- [WRITTEN EXERCISE]: Go through the listing below and list every line with "deux".

§

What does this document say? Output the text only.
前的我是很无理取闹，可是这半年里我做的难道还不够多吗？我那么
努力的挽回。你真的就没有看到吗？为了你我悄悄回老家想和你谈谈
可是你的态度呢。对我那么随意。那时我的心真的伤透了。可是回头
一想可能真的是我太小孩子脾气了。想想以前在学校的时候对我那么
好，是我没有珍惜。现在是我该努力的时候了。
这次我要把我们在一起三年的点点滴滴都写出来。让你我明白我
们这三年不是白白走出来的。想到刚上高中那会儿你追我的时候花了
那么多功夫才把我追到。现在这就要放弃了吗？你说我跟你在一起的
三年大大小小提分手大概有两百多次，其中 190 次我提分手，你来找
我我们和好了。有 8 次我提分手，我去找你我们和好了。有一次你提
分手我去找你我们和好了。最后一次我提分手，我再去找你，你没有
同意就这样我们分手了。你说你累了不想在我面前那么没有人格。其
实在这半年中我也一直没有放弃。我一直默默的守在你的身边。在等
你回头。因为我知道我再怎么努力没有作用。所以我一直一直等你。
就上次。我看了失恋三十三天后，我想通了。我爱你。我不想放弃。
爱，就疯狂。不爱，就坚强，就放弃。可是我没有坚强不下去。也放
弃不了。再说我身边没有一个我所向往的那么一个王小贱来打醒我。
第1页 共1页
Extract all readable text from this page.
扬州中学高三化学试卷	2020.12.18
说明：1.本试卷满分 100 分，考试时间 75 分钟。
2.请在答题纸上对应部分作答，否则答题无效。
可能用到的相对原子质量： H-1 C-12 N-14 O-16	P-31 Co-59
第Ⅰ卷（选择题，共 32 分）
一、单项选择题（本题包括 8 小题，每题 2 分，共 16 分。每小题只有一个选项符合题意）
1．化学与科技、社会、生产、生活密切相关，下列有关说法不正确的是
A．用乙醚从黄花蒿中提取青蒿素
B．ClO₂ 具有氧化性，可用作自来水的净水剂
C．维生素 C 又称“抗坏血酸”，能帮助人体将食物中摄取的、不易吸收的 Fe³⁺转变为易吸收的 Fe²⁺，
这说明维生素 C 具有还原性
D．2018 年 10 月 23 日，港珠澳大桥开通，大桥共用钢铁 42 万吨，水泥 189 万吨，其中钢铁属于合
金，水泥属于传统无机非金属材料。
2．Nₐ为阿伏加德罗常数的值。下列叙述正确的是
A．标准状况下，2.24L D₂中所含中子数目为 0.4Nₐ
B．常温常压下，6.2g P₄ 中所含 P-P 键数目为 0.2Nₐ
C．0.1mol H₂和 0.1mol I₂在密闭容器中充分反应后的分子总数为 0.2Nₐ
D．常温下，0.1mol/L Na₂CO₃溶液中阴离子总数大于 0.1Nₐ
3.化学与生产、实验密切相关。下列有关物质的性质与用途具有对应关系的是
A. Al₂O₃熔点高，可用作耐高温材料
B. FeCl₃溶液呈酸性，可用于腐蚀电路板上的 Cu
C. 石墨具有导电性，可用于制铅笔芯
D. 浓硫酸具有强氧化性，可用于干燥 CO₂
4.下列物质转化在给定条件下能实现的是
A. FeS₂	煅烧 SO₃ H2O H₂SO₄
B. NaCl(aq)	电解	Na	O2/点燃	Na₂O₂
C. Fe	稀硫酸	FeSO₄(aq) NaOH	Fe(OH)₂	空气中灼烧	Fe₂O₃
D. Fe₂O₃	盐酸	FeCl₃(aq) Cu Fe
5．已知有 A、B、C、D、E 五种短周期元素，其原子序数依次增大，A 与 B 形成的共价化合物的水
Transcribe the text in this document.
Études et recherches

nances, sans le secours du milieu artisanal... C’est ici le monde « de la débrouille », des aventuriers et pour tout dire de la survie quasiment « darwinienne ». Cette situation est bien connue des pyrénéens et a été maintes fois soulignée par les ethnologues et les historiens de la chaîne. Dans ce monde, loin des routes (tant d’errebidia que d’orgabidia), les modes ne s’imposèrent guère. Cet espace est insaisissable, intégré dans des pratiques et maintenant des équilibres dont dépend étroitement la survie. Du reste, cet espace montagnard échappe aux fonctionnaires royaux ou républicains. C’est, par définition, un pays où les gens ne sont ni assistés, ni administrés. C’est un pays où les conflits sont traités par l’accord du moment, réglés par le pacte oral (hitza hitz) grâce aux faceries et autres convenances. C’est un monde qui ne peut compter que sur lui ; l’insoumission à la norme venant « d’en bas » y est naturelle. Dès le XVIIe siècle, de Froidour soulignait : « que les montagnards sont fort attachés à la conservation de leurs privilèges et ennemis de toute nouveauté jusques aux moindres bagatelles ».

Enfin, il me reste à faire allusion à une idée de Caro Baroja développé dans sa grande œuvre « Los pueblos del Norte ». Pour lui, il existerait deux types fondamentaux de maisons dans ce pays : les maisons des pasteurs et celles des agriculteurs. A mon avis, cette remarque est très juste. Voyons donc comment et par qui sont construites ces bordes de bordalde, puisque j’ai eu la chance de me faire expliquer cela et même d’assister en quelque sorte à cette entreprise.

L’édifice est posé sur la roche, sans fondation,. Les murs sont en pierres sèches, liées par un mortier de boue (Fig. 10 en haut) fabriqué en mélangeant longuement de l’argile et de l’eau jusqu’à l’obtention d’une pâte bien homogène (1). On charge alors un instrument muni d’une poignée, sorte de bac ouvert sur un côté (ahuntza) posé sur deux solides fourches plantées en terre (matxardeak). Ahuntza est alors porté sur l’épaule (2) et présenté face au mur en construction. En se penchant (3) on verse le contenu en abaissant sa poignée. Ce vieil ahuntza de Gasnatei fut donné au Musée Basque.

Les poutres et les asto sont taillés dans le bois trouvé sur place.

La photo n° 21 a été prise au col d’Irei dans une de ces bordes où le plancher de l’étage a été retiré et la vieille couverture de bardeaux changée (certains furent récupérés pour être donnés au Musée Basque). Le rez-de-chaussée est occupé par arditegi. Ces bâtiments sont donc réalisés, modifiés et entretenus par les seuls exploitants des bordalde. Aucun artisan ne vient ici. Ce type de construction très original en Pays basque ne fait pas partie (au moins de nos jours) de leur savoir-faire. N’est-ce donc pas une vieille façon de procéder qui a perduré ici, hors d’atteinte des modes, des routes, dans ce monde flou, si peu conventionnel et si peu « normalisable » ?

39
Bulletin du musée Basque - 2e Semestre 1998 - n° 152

§

- [SOLUTION]:
Enfin, il me reste à faire allusion à une idée de Caro Baroja développé dans sa grande œuvre « Los pueblos del Norte ». Pour lui, il existerait deux types fondamentaux de maisons dans ce pays : les maisons des pasteurs et celles des agriculteurs. A mon avis, cette remarque est très juste. Voyons donc comment et par qui sont construites ces bordes de bordalde, puisque j’ai eu la chance de me faire expliquer cela et même d’assister en quelque sorte à cette entreprise.
L’édifice est posé sur la roche, sans fondation,. Les murs sont en pierres sèches, liées par un mortier de boue (Fig. 10 en haut) fabriqué en mélangeant longuement de l’argile et de l’eau jusqu’à l’obtention d’une pâte bien homogène (1). On charge alors un instrument muni d’une poignée, sorte de bac ouvert sur un côté (ahuntza) posé sur deux solides fourches plantées en terre (matxardeak). Ahuntza est alors porté sur l’épaule (2) et présenté face au mur en construction. En se penchant (3) on verse le contenu en abaissant sa poignée. Ce vieil ahuntza de Gasnatei fut donné au Musée Basque.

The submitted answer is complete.